[START Source data]

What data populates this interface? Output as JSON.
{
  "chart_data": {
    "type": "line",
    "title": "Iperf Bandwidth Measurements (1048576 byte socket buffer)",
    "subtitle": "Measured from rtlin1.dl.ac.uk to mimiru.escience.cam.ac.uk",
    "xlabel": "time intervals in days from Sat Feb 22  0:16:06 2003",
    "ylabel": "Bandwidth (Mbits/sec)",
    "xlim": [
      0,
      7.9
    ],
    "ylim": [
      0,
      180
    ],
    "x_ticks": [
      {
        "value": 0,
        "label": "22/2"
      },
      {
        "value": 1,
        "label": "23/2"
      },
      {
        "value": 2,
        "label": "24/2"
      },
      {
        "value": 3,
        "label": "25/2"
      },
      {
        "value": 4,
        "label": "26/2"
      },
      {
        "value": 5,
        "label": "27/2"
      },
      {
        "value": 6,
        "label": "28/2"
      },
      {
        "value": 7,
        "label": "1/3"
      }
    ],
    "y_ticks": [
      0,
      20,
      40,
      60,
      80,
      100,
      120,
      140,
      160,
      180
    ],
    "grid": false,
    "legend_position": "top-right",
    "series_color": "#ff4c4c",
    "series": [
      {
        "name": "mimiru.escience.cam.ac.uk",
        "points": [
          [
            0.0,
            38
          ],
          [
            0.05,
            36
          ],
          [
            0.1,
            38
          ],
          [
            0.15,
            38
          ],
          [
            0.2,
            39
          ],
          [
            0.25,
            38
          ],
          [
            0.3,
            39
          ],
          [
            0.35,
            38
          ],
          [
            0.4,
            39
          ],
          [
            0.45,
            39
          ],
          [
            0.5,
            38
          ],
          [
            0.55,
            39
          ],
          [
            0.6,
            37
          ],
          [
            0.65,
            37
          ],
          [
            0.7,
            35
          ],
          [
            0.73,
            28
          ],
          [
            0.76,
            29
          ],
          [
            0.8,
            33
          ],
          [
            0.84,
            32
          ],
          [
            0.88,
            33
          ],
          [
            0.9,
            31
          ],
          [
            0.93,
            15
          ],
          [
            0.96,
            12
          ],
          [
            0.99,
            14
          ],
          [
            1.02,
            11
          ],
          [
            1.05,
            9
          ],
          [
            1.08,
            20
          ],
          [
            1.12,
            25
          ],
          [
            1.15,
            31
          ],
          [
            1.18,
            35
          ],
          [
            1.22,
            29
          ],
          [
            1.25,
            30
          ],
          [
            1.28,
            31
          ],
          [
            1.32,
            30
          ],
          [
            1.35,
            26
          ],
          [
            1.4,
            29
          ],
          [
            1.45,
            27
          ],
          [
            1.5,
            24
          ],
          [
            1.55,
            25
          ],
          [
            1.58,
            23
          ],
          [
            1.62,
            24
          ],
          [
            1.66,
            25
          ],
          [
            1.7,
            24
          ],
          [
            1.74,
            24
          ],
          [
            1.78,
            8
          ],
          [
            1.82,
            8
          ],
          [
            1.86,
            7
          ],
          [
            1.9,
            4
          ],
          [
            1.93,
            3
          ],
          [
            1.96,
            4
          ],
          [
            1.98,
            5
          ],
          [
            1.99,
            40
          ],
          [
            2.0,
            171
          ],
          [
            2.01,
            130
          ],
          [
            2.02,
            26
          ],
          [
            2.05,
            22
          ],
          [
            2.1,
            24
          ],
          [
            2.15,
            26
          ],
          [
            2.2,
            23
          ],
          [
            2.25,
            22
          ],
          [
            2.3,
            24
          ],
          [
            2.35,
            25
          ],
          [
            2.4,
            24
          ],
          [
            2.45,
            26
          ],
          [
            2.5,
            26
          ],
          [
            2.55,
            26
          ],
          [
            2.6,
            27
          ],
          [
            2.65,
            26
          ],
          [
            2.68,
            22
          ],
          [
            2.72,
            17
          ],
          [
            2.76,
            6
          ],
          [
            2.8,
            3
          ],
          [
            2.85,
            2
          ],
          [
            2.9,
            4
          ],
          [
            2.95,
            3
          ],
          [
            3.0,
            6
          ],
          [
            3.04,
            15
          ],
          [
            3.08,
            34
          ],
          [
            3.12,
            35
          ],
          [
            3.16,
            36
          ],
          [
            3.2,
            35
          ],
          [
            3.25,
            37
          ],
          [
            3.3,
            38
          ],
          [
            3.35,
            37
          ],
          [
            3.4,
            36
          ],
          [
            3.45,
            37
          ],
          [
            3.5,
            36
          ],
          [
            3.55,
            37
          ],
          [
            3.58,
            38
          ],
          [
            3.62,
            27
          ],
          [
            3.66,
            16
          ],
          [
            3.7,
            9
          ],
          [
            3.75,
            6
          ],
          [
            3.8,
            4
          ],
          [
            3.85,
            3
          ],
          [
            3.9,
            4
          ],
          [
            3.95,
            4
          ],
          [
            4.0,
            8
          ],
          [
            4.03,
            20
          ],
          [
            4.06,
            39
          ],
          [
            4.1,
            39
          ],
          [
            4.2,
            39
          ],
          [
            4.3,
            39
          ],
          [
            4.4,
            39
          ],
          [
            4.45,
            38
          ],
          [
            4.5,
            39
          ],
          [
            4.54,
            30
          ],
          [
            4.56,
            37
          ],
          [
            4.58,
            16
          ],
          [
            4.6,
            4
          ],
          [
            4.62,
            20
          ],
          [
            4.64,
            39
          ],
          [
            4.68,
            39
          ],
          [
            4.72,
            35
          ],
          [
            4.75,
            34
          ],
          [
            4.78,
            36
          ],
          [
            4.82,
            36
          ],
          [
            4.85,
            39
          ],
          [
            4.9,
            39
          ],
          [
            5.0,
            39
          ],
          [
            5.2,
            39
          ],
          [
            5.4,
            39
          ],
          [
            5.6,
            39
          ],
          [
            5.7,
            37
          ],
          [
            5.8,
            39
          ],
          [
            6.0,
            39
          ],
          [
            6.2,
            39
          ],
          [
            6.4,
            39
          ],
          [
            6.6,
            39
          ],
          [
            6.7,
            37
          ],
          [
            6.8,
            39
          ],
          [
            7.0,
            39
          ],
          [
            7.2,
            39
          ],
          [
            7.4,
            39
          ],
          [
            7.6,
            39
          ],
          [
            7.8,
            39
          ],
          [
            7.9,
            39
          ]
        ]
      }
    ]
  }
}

[END Source data]

Exercise:
Search the data for "from" and list every line in which it occurs.

Correct result:
    "subtitle": "Measured from rtlin1.dl.ac.uk to mimiru.escience.cam.ac.uk",
    "xlabel": "time intervals in days from Sat Feb 22  0:16:06 2003",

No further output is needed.